Figure record listings

↓↓↓

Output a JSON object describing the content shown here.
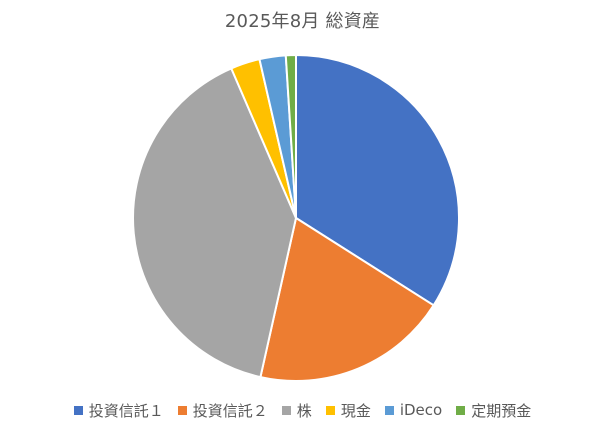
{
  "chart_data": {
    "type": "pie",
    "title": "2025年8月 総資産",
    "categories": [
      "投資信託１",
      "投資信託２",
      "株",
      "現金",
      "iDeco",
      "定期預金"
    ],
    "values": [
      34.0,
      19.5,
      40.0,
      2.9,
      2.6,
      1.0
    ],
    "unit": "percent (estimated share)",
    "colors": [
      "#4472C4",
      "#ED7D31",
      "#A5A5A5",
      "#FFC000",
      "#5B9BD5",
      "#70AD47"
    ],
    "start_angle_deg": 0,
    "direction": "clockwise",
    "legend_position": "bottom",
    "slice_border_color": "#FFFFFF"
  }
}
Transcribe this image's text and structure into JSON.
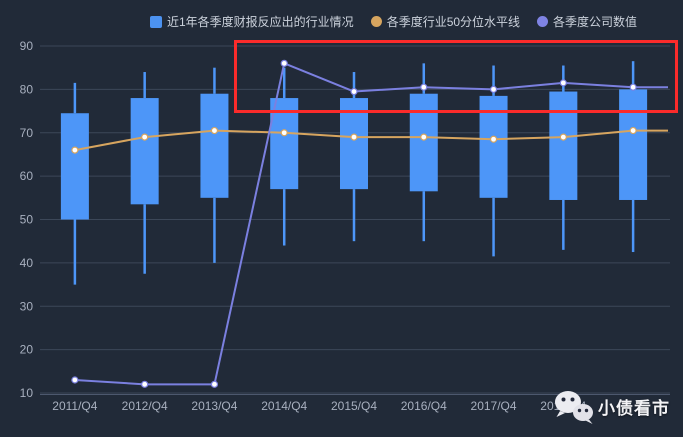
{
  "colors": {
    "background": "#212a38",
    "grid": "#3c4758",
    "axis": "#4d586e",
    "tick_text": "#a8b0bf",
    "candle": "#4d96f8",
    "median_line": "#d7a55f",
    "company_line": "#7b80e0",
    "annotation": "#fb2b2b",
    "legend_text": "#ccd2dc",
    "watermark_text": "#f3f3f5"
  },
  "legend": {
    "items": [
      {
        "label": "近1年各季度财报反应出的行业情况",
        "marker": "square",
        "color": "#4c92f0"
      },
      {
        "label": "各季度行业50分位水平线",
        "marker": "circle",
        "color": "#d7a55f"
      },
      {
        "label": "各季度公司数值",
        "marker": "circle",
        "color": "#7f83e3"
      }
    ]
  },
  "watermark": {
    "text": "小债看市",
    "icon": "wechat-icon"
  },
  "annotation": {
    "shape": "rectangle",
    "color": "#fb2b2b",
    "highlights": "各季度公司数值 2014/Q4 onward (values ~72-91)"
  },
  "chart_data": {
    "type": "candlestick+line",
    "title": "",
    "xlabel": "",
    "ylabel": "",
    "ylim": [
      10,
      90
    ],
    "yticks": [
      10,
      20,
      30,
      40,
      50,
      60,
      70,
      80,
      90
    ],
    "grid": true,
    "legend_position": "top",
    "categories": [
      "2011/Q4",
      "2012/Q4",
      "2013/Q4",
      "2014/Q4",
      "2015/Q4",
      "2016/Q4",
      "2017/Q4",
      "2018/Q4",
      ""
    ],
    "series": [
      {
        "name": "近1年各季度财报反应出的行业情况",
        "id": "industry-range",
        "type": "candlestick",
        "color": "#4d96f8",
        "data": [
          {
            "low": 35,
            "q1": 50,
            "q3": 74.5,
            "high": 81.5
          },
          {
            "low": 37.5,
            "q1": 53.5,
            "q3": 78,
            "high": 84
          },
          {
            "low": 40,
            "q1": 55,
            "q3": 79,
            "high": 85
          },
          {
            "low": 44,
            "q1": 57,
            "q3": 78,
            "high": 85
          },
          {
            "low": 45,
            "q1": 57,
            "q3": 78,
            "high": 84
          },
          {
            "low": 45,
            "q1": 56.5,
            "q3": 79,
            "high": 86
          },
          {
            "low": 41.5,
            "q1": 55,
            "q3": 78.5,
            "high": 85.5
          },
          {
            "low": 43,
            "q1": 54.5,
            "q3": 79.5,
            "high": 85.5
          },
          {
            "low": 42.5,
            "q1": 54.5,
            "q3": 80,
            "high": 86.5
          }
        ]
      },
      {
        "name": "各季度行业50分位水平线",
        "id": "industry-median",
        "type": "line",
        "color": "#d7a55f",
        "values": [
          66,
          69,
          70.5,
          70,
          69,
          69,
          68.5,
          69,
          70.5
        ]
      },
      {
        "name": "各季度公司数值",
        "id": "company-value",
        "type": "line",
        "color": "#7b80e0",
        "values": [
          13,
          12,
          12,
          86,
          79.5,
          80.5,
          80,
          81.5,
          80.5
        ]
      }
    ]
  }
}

↑↑↑

#### INSTRUCTIONS FOR THE TASK:
Only lines with "values" are wanted here; list each of them.

#### THE REPLY:
    "values": [
    "highlights": "各季度公司数值 2014/Q4 onward (values ~72-91)"
        "values": [
        "values": [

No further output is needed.